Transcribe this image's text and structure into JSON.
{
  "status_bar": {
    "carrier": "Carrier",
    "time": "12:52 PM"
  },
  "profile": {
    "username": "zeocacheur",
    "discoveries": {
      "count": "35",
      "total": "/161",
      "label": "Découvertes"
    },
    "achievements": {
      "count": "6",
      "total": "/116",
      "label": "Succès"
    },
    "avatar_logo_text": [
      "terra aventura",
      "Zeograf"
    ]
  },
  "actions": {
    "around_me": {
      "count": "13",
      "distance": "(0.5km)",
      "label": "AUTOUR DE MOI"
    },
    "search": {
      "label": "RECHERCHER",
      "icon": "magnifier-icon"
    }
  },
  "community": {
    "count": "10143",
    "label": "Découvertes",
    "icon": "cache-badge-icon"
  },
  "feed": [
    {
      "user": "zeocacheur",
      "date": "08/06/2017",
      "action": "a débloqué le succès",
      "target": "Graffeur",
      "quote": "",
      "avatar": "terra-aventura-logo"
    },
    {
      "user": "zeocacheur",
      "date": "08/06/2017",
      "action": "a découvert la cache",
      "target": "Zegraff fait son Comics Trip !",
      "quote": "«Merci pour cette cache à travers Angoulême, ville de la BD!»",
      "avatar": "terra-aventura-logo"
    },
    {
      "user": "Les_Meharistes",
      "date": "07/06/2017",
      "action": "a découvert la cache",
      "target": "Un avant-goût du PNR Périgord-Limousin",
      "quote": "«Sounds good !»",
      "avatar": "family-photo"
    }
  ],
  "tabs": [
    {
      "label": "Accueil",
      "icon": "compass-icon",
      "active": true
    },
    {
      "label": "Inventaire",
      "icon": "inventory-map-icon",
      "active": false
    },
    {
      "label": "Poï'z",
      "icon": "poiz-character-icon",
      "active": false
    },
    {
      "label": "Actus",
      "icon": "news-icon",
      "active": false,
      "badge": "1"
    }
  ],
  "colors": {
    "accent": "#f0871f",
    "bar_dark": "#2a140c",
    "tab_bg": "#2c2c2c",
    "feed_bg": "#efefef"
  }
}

==============================

WRITTEN EXERCISE ▸ Every line in the data that holds "count" should be copied out.

ANSWER FOR THE TASK ▸
      "count": "35",
      "count": "6",
      "count": "13",
    "count": "10143",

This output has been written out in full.